Begin DATA IN THIS EXERCISE

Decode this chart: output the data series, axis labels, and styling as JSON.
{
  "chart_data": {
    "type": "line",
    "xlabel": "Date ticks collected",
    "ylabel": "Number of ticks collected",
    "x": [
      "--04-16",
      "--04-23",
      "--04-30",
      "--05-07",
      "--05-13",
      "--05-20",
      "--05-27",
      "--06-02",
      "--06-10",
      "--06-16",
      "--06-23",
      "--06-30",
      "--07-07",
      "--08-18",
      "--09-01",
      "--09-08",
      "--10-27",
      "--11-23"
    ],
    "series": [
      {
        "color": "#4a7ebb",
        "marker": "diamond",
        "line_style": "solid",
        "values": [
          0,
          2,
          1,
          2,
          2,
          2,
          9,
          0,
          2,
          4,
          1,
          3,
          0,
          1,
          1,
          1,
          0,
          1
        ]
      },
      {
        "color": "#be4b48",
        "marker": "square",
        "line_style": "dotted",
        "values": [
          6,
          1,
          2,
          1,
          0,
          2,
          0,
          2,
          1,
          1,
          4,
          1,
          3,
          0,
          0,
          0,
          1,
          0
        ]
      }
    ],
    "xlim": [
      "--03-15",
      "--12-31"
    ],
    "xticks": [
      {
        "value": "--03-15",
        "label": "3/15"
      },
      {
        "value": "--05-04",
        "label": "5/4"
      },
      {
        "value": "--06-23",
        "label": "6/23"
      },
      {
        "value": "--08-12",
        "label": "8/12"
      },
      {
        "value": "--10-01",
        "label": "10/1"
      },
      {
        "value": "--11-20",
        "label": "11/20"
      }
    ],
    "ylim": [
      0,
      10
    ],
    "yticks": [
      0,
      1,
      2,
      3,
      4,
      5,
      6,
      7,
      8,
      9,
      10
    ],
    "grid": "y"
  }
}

End DATA IN THIS EXERCISE

Could you reproduce every record above exactly as it appears?

ANSWER TO THIS TASK:
Decode this chart: output the data series, axis labels, and styling as JSON.
{
  "chart_data": {
    "type": "line",
    "xlabel": "Date ticks collected",
    "ylabel": "Number of ticks collected",
    "x": [
      "--04-16",
      "--04-23",
      "--04-30",
      "--05-07",
      "--05-13",
      "--05-20",
      "--05-27",
      "--06-02",
      "--06-10",
      "--06-16",
      "--06-23",
      "--06-30",
      "--07-07",
      "--08-18",
      "--09-01",
      "--09-08",
      "--10-27",
      "--11-23"
    ],
    "series": [
      {
        "color": "#4a7ebb",
        "marker": "diamond",
        "line_style": "solid",
        "values": [
          0,
          2,
          1,
          2,
          2,
          2,
          9,
          0,
          2,
          4,
          1,
          3,
          0,
          1,
          1,
          1,
          0,
          1
        ]
      },
      {
        "color": "#be4b48",
        "marker": "square",
        "line_style": "dotted",
        "values": [
          6,
          1,
          2,
          1,
          0,
          2,
          0,
          2,
          1,
          1,
          4,
          1,
          3,
          0,
          0,
          0,
          1,
          0
        ]
      }
    ],
    "xlim": [
      "--03-15",
      "--12-31"
    ],
    "xticks": [
      {
        "value": "--03-15",
        "label": "3/15"
      },
      {
        "value": "--05-04",
        "label": "5/4"
      },
      {
        "value": "--06-23",
        "label": "6/23"
      },
      {
        "value": "--08-12",
        "label": "8/12"
      },
      {
        "value": "--10-01",
        "label": "10/1"
      },
      {
        "value": "--11-20",
        "label": "11/20"
      }
    ],
    "ylim": [
      0,
      10
    ],
    "yticks": [
      0,
      1,
      2,
      3,
      4,
      5,
      6,
      7,
      8,
      9,
      10
    ],
    "grid": "y"
  }
}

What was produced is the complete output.